_Activities:_
**1.** From the bathroom post, list each material the writer says makes up the mass covering the floor.
**2.** Pick up the post about the hair in the bathroom right after its final sentence, keeping its voice.

_Selected extract:_
*** Begin section ***

Saturday, August 13, 2005

Bathroom Bigfoot

I love my sister. She’s a cool girl. And having her around was nice over the summer. But I’d probably like her even more if she was bald. And she had her own bathroom.

When I head to the bathroom, I’m assaulted by a sasquatch of congealed face powder and shed hair, swallowing me up at the ankles. My feet don’t even know when they’ve left carpet and onto the ancient linoleum. Sometimes it gets so thick that it beckons me from the cracked floor to jump into it like a pile of leaves.

If I take a shower it’s there, mocking me and stretching itself over the drain, forcing me into a race against the clock or risk certain overflow. So there I slosh, calf-deep in murky water, scrubbing myself with a pink washcloth with a kitty cat on it. And all I can think about is the impending tsunami and trying not to accidentally crack my head against the carry-all that hangs from the showerhead bearing various lotions and creams. And sometimes... a luffa.

One time I picked it up, the tangled mass of dead skin cells that had captured our floor. "The Sasquatch." I even considered using a rake, but the amount of effort that would have required tricked me into gathering it with my bare hands. I almost lost an arm.

*** End section ***

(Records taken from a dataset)
*** Begin section ***

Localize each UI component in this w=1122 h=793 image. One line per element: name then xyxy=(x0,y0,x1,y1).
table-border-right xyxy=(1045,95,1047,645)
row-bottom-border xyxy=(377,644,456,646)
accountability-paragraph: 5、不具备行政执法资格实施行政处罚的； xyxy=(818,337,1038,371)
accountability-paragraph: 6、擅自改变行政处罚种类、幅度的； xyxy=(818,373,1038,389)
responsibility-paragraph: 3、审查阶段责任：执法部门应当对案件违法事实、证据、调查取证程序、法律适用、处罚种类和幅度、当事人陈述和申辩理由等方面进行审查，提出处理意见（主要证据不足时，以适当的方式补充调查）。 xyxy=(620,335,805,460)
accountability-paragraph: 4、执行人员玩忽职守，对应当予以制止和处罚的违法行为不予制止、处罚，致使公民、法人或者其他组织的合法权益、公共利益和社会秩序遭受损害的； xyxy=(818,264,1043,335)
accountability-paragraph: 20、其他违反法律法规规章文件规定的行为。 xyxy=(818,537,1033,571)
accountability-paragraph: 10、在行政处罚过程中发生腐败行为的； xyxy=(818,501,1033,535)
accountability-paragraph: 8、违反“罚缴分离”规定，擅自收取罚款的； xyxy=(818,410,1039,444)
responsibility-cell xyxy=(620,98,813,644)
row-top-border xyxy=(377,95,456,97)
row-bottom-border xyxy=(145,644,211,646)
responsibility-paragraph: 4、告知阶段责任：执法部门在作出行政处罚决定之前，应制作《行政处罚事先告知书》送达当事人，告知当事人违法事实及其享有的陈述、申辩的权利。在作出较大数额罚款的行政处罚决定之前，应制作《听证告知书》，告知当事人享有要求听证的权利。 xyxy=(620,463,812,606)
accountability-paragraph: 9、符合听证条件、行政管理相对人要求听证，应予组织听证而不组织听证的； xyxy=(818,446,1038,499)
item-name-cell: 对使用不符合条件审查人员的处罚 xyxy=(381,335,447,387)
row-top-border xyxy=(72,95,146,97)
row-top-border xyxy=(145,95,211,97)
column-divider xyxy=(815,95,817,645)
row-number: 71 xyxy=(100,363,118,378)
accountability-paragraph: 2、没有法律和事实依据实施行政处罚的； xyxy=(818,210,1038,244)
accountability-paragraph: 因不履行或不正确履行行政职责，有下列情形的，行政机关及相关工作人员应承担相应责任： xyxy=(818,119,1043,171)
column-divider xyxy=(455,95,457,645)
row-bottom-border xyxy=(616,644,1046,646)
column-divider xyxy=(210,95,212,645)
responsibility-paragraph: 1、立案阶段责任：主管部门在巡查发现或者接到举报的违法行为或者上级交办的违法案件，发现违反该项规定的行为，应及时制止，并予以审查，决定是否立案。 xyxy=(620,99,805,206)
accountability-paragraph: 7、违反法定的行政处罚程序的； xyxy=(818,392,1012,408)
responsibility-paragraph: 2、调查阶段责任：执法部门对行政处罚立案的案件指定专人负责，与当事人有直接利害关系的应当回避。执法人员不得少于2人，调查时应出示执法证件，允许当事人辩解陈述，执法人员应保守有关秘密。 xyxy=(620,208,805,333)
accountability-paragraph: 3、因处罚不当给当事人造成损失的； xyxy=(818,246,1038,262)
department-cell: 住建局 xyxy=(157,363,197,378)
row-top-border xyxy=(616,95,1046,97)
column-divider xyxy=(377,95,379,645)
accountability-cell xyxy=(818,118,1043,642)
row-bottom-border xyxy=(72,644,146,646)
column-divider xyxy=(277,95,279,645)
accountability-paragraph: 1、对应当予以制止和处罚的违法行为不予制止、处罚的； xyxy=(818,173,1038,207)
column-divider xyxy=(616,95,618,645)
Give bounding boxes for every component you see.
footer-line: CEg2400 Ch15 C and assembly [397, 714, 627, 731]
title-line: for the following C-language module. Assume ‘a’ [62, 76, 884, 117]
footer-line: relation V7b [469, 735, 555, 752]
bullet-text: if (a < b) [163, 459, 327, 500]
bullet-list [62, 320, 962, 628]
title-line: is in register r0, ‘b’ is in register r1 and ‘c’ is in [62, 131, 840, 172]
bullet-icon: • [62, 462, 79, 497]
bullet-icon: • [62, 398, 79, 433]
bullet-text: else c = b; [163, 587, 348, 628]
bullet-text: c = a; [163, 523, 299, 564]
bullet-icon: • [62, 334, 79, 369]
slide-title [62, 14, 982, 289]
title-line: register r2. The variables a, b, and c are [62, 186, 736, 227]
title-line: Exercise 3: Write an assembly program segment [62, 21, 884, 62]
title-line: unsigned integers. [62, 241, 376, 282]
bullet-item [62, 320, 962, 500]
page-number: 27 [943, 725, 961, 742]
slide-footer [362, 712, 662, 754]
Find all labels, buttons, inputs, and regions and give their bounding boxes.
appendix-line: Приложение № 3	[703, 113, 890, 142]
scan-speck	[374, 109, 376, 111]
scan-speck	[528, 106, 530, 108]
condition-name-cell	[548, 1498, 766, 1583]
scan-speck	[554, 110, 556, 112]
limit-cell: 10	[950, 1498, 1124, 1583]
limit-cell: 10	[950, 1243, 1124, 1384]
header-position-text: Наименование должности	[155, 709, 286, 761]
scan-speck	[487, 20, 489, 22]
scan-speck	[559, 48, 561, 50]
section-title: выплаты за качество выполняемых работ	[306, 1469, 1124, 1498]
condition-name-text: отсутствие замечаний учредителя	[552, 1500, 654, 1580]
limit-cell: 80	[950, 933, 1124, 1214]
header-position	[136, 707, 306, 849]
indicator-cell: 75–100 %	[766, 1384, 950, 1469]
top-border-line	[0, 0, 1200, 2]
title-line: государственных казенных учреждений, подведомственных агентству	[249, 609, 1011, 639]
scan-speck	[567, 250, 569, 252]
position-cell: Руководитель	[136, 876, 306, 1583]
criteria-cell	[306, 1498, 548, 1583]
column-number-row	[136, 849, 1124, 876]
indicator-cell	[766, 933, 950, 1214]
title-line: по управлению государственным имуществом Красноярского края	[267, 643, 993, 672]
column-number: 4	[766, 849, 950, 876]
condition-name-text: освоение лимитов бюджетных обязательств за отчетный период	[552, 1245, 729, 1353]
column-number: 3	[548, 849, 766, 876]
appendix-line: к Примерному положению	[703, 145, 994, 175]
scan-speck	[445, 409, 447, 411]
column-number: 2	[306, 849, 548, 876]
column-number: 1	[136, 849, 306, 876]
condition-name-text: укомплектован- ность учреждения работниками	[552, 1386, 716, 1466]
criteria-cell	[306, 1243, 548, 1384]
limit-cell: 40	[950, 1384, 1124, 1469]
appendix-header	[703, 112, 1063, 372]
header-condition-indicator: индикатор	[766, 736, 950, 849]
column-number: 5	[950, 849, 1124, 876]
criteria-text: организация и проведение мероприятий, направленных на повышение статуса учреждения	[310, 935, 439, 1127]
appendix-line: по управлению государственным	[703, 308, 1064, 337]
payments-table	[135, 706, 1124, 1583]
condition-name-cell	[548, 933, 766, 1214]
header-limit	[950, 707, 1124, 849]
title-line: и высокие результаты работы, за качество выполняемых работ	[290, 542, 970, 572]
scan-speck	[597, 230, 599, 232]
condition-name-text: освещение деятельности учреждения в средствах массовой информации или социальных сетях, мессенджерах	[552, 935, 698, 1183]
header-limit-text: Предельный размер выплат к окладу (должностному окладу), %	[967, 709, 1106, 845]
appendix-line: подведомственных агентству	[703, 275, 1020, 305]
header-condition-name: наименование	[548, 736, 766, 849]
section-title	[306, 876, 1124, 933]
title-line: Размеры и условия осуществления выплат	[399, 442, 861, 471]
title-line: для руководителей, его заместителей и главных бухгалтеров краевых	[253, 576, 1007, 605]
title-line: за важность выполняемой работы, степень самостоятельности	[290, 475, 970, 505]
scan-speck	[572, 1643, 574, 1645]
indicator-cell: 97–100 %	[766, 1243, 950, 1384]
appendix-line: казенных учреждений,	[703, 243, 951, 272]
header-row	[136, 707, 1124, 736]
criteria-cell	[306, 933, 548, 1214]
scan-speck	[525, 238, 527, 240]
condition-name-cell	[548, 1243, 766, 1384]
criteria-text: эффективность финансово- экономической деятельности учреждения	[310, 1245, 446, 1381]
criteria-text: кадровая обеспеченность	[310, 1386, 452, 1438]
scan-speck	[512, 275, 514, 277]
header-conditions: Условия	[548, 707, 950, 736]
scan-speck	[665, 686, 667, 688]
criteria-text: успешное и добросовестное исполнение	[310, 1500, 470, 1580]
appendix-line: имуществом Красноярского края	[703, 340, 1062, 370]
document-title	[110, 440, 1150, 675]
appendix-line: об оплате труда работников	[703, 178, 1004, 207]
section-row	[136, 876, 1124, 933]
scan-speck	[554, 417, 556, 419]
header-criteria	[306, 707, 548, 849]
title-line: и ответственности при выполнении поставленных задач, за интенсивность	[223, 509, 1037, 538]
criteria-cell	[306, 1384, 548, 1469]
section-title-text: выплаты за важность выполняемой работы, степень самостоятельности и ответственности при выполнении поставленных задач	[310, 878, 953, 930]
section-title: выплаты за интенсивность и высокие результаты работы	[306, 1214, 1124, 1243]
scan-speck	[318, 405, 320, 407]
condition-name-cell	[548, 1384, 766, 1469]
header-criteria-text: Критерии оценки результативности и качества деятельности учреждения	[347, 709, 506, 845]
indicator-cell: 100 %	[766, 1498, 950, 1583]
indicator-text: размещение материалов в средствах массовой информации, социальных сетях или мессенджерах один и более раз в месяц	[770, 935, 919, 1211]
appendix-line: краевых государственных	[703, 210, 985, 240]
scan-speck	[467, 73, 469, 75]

*** End section ***

_Your responses:_
**1.**
- congealed face powder
- shed hair
- dead skin cells

**2.**
I went to wash my hands after the ordeal and there was Winnie the Pooh staring me in the face, his head perched on the soap dispenser. He grinned at me as I slammed my fist on his plastic skull and flowery scented soap poured onto my ruddy mitts. It’s only then that I realized that the hair had migrated and infiltrated my sink, leaving me helpless with soapy hands, Winnie my only ally against it.

The hair heap shot up and grabbed me around the wrists, restricting circulation as it pulled me closer. Winnie jumped into action, bobbing his head furiously to provide enough lubricant for my hands to slip free. I wrestled my arms loose and dashed for the door just as I heard Winnie cry out, “Go! Forget about me! Save yourself!”
I summersaulted into the hallway and yanked the door closed, straining to keep the knob from turning. Inside I could hear the death struggle and the muffled cries from Winnie. And then... suddenly... all was silent.

The summer is over now and my sister has moved back to college. Winnie was since replaced by an ordinary hand soap dispenser. But sometimes I still have nightmares about that fateful day. I can still hear the muffled screams of poor Pooh.


I know, I probably sound bitter, but that’s what happens after 6 months of bathing with Bigfoot.